◆ **Data section**:
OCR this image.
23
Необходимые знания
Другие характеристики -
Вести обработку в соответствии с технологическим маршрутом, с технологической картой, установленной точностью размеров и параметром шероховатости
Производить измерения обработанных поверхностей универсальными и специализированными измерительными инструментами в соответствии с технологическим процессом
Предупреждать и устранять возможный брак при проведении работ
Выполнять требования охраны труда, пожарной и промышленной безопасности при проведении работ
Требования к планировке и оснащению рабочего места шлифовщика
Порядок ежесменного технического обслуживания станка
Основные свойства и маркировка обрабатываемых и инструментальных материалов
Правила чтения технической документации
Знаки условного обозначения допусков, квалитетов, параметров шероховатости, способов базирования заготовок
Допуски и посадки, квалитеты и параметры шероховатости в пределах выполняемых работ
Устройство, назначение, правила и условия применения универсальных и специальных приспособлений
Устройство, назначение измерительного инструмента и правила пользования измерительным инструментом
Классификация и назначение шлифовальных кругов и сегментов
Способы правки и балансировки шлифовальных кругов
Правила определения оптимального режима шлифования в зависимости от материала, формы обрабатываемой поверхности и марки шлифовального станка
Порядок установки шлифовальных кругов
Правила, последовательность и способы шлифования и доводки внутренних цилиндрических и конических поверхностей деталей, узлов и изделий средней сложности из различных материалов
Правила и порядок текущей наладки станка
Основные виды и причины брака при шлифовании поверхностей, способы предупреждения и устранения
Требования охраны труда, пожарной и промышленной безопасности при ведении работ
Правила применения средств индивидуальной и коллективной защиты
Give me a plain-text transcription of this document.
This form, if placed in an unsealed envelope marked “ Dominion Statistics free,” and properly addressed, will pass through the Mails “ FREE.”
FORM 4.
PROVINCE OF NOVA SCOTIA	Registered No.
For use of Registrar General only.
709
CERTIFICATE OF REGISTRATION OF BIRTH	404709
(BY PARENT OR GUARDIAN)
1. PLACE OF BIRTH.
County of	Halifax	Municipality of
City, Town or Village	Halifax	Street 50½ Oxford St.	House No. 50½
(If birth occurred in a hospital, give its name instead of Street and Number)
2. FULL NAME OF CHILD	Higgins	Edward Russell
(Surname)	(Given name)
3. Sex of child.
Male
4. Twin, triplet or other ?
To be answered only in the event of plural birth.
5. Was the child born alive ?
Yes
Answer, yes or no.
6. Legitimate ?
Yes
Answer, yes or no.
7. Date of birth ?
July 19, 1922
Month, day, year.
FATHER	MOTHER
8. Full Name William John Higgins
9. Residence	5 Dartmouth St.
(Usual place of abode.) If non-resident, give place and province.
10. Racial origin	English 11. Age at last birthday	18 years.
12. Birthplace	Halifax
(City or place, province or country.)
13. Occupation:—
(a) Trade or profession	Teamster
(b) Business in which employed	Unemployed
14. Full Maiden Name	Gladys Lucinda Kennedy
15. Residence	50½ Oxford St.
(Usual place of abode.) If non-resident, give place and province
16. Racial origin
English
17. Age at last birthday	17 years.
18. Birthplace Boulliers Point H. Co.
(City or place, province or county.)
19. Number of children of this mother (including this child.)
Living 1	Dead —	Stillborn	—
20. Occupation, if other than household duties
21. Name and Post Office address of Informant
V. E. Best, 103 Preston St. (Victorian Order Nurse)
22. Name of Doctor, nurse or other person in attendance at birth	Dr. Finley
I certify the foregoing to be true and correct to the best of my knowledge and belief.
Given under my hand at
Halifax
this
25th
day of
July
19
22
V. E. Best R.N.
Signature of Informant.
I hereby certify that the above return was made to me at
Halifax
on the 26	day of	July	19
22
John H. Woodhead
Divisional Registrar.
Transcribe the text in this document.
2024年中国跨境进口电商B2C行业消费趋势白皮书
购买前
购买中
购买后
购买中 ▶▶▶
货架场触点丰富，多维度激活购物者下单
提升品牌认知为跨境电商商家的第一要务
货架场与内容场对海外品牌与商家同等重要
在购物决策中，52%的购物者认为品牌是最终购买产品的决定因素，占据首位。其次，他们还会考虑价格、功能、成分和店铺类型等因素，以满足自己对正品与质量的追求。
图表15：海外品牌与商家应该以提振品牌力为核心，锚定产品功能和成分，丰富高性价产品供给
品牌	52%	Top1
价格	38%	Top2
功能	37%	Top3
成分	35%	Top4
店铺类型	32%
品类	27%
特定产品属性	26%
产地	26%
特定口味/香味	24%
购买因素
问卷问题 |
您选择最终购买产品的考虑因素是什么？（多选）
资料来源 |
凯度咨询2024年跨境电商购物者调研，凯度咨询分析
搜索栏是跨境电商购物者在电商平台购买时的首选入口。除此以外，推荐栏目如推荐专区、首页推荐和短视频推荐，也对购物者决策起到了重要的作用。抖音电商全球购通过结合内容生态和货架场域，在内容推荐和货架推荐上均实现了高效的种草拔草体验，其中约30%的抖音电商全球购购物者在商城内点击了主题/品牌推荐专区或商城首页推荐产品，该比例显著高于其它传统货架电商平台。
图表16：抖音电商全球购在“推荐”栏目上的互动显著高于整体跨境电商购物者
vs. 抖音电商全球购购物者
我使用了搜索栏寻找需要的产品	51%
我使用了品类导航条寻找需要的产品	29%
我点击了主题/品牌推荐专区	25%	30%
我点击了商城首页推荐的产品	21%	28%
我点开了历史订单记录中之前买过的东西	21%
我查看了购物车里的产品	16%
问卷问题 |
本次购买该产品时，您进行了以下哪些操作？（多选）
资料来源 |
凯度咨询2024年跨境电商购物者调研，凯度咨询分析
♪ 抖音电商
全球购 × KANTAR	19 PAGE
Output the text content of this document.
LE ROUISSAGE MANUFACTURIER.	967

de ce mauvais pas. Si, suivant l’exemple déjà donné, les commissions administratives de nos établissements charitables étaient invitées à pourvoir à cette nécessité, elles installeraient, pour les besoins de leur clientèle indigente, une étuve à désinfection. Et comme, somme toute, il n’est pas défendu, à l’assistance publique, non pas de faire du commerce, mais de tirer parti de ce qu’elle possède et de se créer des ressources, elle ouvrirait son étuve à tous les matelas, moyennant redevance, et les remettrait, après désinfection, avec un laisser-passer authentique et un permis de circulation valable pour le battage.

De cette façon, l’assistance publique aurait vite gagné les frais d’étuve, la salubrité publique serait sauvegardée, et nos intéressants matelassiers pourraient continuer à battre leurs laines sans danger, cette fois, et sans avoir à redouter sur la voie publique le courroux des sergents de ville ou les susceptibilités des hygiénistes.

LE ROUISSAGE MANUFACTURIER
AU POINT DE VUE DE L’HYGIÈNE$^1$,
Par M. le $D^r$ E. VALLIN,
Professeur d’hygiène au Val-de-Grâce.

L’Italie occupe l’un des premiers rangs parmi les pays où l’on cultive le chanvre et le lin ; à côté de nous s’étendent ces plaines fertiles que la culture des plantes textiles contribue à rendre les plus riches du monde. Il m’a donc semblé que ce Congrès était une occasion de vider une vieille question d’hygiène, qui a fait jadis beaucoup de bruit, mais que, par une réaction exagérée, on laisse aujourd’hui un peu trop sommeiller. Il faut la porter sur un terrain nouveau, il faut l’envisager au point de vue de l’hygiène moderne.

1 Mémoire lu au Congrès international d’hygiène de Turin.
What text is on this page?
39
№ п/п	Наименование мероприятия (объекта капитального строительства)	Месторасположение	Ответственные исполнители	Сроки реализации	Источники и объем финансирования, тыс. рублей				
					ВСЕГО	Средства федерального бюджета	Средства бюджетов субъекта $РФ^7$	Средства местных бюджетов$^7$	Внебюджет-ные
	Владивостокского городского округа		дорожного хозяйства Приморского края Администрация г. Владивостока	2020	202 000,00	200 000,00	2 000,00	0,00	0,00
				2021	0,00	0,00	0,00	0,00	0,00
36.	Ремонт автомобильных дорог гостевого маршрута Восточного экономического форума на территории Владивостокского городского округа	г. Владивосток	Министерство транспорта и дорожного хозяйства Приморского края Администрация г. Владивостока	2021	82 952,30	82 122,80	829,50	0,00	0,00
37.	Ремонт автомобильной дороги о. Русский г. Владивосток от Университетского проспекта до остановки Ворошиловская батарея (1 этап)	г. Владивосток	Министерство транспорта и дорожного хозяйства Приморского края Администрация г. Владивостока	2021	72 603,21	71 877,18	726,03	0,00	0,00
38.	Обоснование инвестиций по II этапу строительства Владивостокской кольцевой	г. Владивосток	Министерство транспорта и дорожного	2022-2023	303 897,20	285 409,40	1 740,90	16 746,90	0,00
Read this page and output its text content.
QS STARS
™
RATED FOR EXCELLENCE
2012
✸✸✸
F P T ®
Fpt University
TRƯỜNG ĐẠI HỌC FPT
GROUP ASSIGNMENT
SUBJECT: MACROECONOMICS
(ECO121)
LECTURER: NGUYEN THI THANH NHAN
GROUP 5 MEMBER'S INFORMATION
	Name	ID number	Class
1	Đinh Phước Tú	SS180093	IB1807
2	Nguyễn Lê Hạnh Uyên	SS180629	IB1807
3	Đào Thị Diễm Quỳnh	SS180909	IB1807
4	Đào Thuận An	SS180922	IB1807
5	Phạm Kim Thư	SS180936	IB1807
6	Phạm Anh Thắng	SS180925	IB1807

◆ **Task**:
Look above for the line containing "Read this page and output its text content.", then transcribe it and all lines after it through the last, exactly and with nothing else.

◆ **Final result**:
Read this page and output its text content.
QS STARS
™
RATED FOR EXCELLENCE
2012
✸✸✸
F P T ®
Fpt University
TRƯỜNG ĐẠI HỌC FPT
GROUP ASSIGNMENT
SUBJECT: MACROECONOMICS
(ECO121)
LECTURER: NGUYEN THI THANH NHAN
GROUP 5 MEMBER'S INFORMATION
	Name	ID number	Class
1	Đinh Phước Tú	SS180093	IB1807
2	Nguyễn Lê Hạnh Uyên	SS180629	IB1807
3	Đào Thị Diễm Quỳnh	SS180909	IB1807
4	Đào Thuận An	SS180922	IB1807
5	Phạm Kim Thư	SS180936	IB1807
6	Phạm Anh Thắng	SS180925	IB1807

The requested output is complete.